_VORLIEGENDER TEXTAUSZUG_.
▼

Seinen letzten Zusammenbruch erlitt Lane Ende Dezember 2017, als er trotz seines schlechten gesundheitlichen Zustands die gesamte Weihnachtszeit durchgearbeitet hatte. Er habe Blut gespuckt und immer wieder gesagt, dass er nicht arbeiten wolle, aber müsse, sagte seine Frau. Von dem Zusammenbruch erholte er sich nicht: Er starb ab 4. Januar in einem Krankenhaus in Bournemouth in Südengland. Neben seiner Frau Ruth hinterlässt Lane den gemeinsamen erwachsenen Sohn des Paars.

(...)


https://www.welt.de/vermischtes/article ... betes.html


>> Deshalb wo immer man kann sollte man vermeiden, dieser Firma auch nur noch einen Cent zukommen zu lassen. <<

Selbst Konsumenten, die ihre Nachfragemacht in den Dienst des Rechts und der sozialen Vernunft stellen wollen, können hier praktisch nichts machen.

▲

_AUFGABENSTELLUNG_. Fassen Sie den Textauszug in zwei Sätzen zusammen. Die Datensätze stehen in keinem Zusammenhang mit dem Textauszug.

_EXTRAHIERTES MATERIAL_.
▼

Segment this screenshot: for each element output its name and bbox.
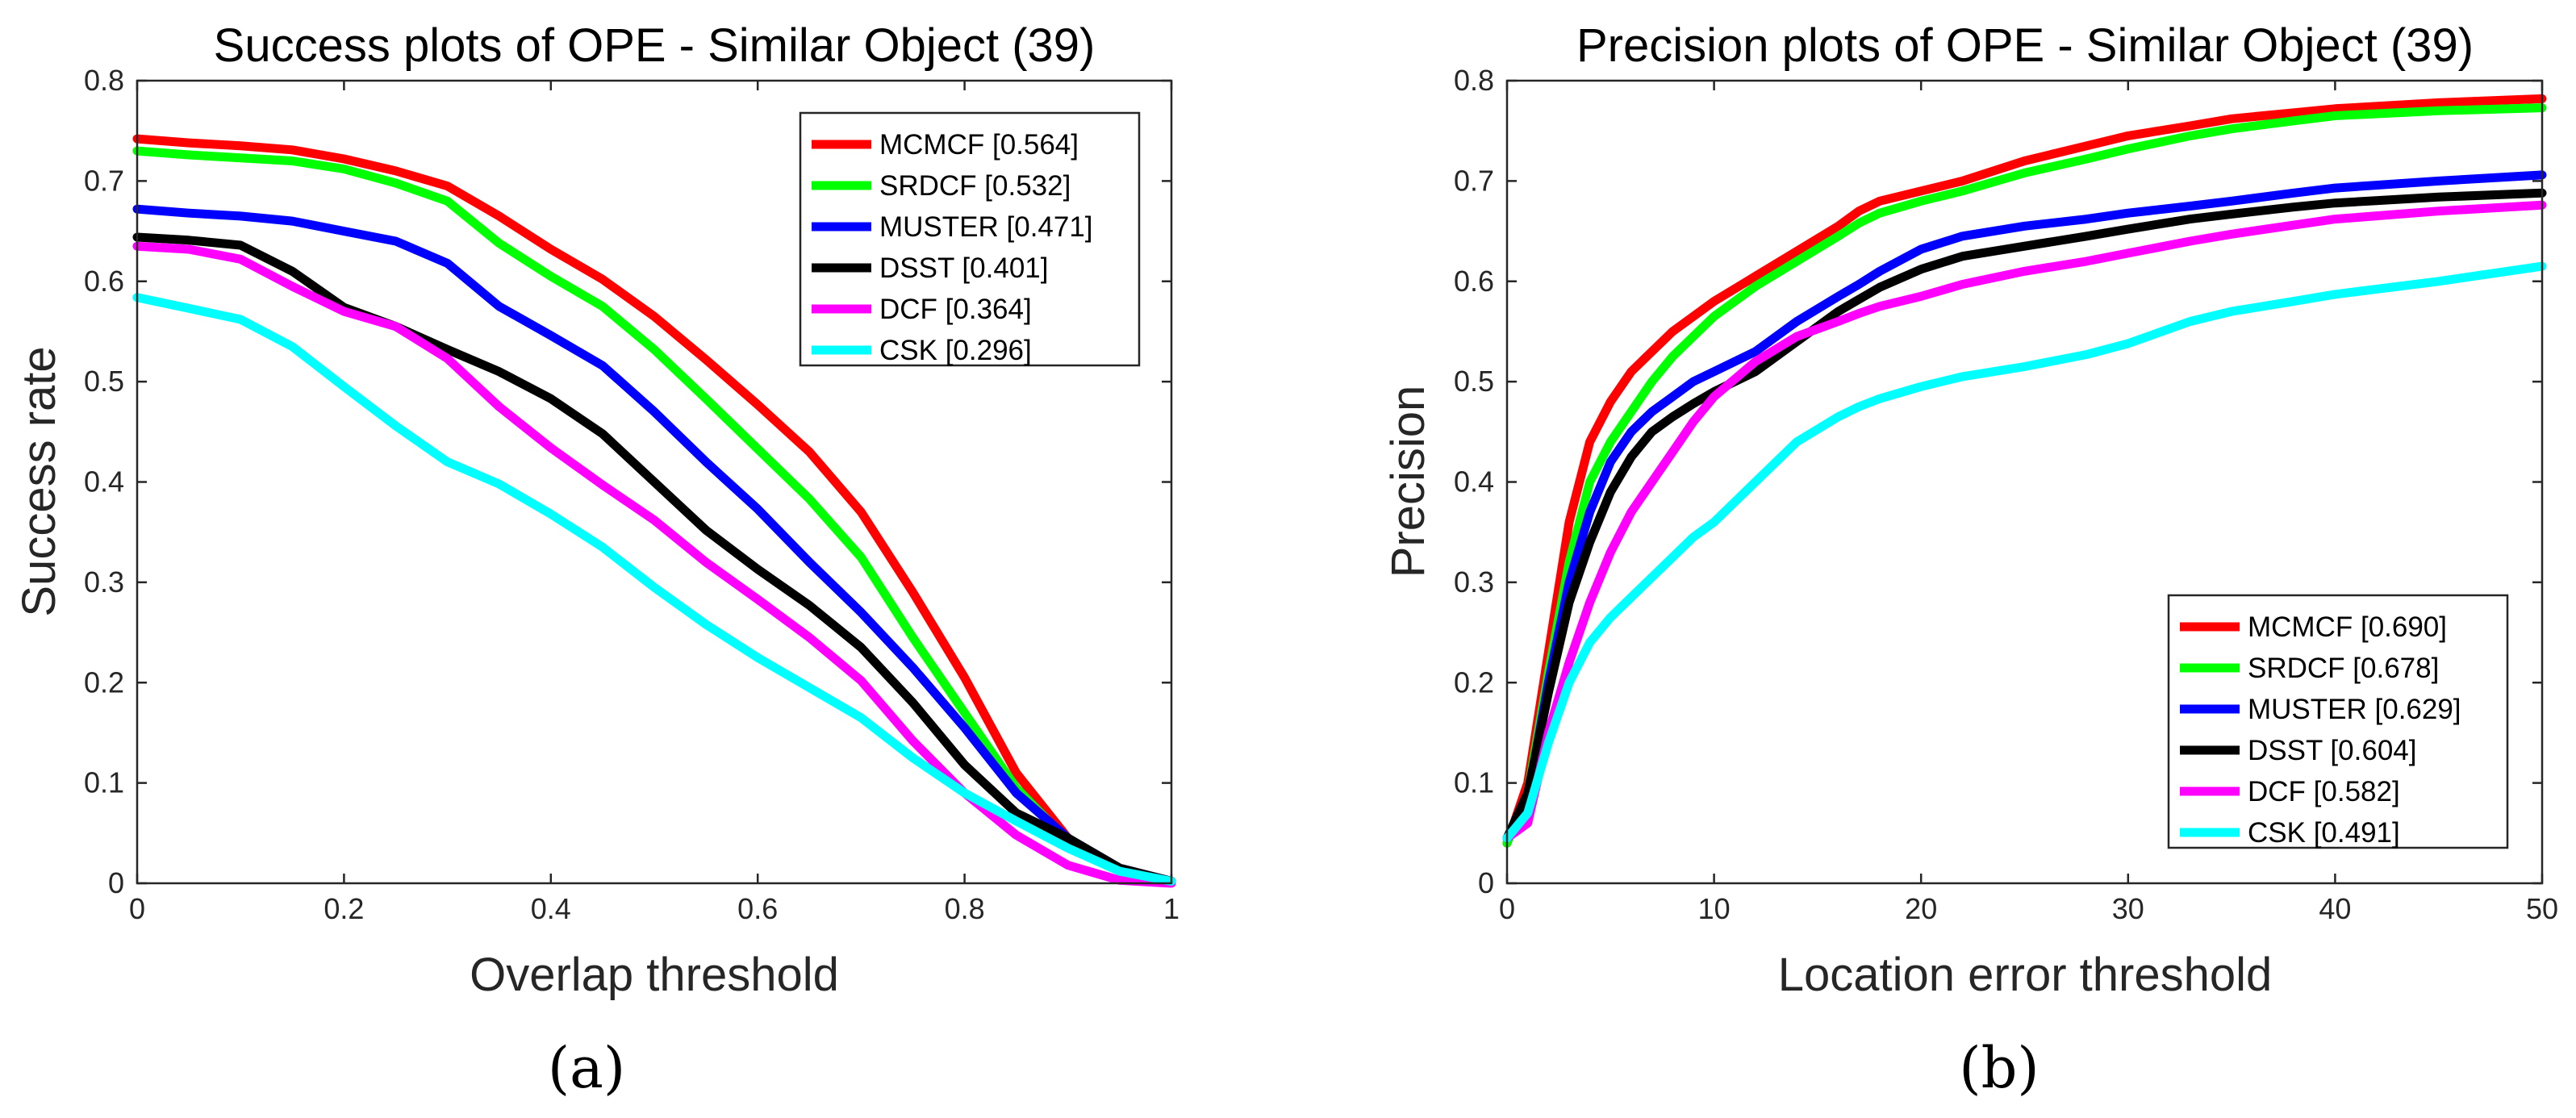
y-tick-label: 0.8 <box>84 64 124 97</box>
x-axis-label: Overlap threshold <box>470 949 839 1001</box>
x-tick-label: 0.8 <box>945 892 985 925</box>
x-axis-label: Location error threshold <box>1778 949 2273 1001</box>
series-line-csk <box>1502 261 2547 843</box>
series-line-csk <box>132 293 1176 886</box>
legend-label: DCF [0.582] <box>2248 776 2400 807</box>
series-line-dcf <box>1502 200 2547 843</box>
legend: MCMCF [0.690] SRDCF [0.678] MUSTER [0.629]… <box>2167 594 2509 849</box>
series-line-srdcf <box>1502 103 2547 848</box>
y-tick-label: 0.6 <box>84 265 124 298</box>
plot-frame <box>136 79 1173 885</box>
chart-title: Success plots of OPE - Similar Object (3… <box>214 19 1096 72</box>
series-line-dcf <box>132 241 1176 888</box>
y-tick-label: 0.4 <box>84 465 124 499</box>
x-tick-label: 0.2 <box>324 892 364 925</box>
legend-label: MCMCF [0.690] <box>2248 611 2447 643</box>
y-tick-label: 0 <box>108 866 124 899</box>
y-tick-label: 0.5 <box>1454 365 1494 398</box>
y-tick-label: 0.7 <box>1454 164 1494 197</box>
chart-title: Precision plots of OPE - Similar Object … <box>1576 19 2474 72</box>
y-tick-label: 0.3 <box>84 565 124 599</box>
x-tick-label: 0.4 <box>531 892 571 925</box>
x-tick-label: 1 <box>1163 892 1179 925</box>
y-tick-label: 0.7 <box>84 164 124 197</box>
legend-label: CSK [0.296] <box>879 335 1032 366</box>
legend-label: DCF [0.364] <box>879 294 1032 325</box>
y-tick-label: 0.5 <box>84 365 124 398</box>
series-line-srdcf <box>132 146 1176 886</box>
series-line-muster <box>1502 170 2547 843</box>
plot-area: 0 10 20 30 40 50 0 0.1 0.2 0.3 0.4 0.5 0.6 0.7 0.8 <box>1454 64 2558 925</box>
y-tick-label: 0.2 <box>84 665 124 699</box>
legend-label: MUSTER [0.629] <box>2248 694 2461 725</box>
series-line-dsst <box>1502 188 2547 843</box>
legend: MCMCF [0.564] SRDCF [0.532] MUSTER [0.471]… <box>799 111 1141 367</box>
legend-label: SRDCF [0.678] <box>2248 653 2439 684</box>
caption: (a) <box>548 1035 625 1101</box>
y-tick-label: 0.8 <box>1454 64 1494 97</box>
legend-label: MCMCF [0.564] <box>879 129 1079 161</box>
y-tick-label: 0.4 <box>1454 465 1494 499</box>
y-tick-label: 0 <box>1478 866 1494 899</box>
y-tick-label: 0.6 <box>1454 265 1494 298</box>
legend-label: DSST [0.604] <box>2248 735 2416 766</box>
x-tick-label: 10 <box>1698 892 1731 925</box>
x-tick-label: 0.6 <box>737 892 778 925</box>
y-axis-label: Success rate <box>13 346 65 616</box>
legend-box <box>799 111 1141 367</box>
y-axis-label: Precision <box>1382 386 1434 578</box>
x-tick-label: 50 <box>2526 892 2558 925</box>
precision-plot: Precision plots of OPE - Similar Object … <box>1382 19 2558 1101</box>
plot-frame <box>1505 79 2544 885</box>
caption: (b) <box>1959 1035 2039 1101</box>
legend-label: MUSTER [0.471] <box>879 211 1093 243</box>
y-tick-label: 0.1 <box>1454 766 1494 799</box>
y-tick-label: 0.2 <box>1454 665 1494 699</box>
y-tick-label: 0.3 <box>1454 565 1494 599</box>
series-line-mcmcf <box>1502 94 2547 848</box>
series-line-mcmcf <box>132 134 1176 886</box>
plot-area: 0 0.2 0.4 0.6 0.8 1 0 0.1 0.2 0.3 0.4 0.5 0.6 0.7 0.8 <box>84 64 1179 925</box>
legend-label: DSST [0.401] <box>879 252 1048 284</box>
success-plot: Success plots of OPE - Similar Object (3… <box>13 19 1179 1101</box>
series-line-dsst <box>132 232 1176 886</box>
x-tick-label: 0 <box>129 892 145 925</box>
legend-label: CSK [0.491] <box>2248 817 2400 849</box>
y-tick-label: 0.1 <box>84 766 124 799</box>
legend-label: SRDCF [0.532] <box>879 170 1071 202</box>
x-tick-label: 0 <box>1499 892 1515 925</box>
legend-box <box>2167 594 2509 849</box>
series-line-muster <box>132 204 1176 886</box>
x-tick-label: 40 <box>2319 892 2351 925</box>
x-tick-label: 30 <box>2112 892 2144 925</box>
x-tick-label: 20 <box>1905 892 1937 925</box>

▲
▼

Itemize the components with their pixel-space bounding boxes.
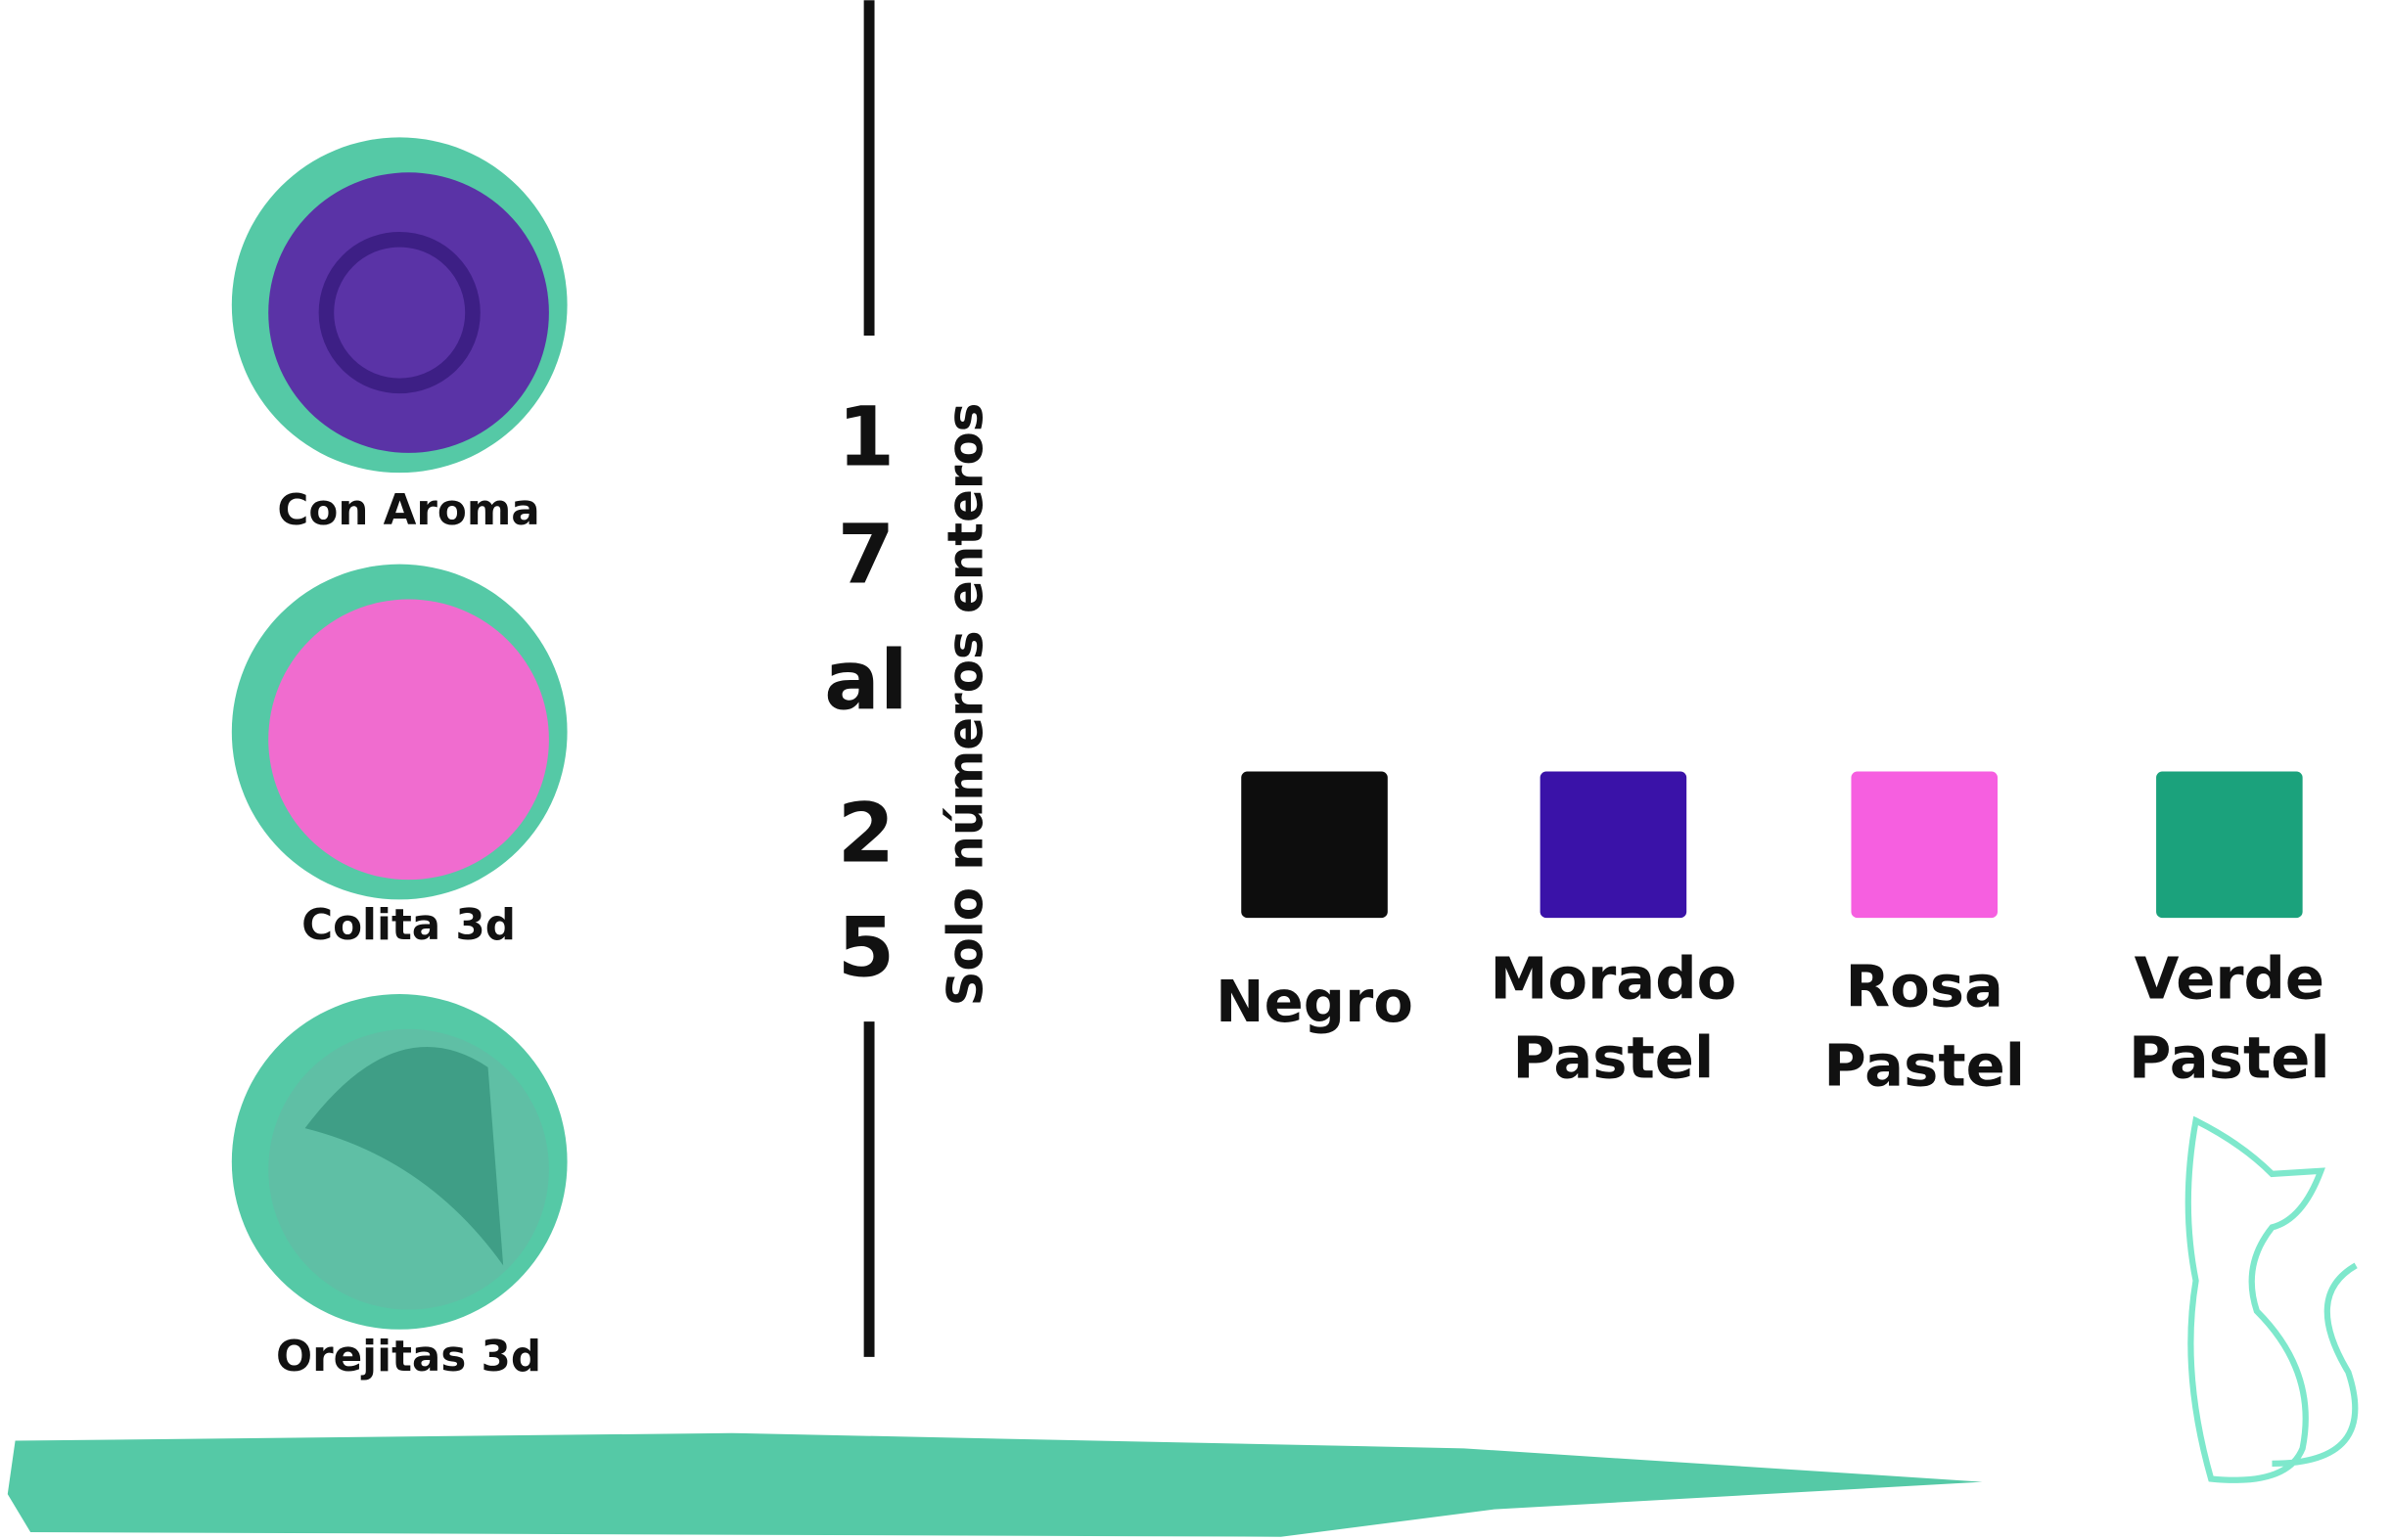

▲

_ERGEBNIS DER AUFGABE_. Lane brach Ende Dezember 2017 zusammen, nachdem er trotz schlechter Gesundheit die ganze Weihnachtszeit durchgearbeitet hatte, erholte sich nicht mehr und starb in einem Krankenhaus in Bournemouth, wobei er seine Frau Ruth und den gemeinsamen erwachsenen Sohn hinterlässt. Im Auszug wird außerdem dazu aufgerufen, dieser Firma möglichst keinen Cent mehr zukommen zu lassen, und angemerkt, dass selbst Konsumenten, die ihre Nachfragemacht für Recht und soziale Vernunft einsetzen wollen, hier praktisch nichts machen können.